* START MATERIAL SUPPLIED *
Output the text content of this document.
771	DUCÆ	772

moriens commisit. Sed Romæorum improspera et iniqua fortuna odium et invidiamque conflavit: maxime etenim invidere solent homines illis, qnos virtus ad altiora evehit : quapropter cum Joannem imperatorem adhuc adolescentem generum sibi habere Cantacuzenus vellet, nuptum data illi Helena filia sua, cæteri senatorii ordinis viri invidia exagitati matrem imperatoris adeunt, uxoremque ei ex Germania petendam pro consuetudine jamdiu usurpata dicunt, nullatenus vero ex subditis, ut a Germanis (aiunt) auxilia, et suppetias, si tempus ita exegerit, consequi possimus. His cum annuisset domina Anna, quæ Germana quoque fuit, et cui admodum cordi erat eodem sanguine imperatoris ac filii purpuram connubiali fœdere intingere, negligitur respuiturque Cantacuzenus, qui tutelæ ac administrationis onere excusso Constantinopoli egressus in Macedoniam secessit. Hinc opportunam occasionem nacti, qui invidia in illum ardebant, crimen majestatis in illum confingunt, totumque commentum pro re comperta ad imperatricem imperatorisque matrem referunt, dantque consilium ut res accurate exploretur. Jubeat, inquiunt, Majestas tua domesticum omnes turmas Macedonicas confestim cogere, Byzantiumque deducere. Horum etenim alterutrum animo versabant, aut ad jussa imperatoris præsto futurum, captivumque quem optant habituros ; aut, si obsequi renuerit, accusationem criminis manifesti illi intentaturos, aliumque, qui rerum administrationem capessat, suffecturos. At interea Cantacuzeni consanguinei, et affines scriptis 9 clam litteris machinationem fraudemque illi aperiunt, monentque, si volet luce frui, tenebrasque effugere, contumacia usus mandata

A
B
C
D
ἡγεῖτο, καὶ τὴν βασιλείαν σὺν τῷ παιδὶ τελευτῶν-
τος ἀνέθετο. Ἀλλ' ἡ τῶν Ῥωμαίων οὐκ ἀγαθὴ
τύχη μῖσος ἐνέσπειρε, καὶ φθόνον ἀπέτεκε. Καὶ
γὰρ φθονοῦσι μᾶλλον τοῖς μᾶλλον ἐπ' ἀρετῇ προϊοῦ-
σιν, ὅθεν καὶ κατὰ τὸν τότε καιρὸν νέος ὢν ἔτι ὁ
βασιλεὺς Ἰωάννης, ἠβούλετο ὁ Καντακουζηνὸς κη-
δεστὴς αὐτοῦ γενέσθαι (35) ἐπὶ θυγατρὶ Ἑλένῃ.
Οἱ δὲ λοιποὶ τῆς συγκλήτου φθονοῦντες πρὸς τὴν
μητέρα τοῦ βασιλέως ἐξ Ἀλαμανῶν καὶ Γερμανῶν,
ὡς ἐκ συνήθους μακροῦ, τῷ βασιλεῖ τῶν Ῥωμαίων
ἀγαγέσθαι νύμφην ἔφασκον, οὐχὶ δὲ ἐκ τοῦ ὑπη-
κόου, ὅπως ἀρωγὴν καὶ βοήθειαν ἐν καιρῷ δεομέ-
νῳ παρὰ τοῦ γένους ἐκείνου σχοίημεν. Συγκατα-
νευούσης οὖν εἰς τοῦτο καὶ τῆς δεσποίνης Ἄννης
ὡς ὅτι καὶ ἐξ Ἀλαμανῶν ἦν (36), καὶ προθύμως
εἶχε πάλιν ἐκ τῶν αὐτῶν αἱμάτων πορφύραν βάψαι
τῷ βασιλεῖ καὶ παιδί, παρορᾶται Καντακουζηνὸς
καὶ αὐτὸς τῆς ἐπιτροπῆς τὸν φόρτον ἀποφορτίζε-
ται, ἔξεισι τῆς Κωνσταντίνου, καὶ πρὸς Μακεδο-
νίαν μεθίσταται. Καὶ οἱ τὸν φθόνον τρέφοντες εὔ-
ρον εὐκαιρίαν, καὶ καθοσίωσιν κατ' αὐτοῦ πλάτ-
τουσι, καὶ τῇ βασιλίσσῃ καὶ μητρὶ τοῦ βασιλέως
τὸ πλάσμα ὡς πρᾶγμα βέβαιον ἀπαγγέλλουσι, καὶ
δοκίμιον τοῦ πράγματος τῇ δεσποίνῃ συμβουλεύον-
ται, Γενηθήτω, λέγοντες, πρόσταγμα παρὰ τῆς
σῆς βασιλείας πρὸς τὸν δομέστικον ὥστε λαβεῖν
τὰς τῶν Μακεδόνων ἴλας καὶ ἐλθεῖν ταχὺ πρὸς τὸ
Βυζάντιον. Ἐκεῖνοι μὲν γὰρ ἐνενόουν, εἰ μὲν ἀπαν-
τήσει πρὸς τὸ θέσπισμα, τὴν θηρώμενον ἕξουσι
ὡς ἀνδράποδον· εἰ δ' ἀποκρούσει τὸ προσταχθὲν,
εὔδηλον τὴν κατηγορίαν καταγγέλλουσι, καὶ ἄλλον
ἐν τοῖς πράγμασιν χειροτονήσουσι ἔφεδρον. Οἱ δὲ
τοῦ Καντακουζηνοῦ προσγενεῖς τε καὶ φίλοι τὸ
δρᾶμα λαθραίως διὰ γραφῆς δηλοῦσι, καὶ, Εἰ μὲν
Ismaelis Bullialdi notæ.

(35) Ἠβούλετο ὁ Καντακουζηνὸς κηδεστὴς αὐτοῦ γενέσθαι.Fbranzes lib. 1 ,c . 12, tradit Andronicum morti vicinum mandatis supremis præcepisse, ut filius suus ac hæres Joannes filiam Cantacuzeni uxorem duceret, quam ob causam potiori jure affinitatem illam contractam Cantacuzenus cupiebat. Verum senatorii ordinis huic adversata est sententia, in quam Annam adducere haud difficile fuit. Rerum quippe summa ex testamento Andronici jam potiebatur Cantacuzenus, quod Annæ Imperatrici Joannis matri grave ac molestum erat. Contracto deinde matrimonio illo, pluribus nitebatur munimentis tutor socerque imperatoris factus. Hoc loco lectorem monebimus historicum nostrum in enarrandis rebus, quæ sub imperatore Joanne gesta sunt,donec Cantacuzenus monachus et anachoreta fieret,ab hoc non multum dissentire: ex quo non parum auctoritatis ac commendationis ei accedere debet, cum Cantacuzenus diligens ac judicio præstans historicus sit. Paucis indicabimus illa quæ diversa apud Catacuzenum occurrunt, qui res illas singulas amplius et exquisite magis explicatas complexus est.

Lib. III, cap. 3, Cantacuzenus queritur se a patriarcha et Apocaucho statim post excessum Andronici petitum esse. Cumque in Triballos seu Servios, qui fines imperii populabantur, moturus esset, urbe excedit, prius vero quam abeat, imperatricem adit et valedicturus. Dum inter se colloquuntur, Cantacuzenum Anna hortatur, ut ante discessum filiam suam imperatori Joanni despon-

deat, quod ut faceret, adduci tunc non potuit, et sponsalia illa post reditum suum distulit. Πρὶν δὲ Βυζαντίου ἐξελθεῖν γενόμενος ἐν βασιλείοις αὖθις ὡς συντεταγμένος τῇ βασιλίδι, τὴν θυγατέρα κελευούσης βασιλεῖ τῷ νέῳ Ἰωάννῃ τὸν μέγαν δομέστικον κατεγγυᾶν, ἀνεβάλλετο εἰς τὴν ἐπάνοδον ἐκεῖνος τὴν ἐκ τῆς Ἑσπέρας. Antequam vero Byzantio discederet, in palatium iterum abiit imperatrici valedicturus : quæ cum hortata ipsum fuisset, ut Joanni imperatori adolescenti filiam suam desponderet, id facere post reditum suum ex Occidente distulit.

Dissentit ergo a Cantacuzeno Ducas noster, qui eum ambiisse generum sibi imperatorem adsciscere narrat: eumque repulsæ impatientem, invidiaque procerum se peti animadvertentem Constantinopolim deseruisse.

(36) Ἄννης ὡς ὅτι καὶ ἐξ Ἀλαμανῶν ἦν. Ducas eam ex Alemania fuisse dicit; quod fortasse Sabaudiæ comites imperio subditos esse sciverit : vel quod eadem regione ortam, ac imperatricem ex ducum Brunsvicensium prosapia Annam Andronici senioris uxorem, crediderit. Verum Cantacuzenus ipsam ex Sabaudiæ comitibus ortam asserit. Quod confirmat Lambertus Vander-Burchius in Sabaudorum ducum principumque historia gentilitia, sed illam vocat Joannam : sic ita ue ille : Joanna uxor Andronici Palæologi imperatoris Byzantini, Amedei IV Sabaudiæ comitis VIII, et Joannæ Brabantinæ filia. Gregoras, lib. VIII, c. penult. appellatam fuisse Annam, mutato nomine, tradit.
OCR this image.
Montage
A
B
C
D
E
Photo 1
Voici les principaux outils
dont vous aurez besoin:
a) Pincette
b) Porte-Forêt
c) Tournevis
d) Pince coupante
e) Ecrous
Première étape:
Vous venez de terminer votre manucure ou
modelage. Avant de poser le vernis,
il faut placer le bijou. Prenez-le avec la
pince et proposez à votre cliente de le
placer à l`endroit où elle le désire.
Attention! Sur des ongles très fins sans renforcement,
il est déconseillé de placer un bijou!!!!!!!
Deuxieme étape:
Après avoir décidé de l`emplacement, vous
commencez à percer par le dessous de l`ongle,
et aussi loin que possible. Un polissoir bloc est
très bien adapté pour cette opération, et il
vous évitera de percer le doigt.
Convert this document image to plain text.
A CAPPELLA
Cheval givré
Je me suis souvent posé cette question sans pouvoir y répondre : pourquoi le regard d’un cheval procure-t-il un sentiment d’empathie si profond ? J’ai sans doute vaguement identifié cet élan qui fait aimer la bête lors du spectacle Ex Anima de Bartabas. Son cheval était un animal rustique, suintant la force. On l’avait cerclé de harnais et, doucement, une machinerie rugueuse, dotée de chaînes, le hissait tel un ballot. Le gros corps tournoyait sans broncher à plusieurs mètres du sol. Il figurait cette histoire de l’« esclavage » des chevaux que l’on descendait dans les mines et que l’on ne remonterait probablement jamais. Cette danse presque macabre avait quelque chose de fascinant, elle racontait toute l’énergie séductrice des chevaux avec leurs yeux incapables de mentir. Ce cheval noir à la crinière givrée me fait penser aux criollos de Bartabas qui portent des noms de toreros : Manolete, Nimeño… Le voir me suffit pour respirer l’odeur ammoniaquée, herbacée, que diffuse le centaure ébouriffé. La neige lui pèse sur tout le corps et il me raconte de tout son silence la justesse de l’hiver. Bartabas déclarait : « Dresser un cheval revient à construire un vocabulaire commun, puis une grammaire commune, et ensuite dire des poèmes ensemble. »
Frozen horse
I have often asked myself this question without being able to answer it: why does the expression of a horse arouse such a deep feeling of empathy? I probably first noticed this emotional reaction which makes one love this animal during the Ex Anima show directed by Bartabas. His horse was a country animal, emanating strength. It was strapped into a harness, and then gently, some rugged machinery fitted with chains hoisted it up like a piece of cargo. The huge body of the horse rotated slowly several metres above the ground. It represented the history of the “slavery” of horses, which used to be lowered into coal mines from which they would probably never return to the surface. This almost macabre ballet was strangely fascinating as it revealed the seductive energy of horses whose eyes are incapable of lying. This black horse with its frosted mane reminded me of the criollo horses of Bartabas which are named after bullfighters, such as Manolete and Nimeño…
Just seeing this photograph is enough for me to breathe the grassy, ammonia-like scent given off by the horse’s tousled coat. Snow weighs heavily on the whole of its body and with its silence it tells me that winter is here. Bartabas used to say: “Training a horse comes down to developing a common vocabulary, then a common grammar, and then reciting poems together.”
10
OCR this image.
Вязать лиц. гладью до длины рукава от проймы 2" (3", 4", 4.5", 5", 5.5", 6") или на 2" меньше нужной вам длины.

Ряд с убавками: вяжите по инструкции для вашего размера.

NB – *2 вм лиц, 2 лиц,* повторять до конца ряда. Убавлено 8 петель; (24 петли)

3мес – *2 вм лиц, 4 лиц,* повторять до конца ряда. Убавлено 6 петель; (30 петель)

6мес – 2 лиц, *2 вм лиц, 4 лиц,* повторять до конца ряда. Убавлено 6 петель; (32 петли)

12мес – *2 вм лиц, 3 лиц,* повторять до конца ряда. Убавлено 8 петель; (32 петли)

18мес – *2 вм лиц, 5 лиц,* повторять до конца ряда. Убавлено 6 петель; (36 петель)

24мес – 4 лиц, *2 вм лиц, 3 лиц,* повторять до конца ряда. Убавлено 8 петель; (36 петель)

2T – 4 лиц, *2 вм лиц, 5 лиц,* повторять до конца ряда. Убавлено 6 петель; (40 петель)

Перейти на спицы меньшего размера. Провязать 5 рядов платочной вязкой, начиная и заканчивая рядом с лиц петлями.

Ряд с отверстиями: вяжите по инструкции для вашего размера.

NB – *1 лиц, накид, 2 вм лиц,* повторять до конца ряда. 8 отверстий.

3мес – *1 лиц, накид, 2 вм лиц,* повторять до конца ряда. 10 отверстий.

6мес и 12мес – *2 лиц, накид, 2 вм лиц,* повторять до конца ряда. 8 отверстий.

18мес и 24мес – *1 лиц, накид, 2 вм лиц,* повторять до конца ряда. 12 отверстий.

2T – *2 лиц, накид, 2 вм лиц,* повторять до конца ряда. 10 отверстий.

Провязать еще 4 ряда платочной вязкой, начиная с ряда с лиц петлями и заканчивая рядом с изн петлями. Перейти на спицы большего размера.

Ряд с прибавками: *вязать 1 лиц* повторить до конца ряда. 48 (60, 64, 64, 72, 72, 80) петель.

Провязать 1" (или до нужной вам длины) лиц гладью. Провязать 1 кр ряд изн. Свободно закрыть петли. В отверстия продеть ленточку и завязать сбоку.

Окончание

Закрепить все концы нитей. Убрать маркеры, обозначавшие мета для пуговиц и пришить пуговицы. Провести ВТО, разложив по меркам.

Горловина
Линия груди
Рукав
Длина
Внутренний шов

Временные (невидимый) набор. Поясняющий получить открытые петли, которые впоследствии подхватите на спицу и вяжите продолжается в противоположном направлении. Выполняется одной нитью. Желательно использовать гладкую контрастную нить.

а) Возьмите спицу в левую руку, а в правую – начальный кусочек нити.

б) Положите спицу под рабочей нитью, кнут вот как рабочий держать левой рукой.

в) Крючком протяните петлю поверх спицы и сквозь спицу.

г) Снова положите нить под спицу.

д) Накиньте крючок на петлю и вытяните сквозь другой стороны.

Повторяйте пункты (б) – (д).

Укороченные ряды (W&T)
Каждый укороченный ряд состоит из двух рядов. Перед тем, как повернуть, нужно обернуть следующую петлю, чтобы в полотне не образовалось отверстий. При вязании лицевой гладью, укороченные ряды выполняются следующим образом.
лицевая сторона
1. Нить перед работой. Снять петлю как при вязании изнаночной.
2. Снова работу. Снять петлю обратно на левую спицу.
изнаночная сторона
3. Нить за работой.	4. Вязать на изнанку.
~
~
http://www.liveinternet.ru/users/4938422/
* END MATERIAL SUPPLIED *
*BRIEF*.
Pull out every line of the entries that includes the word "Ῥωμαίων".

*EXERCISE OUTPUT*.
τος ἀνέθετο. Ἀλλ' ἡ τῶν Ῥωμαίων οὐκ ἀγαθὴ
ὡς ἐκ συνήθους μακροῦ, τῷ βασιλεῖ τῶν Ῥωμαίων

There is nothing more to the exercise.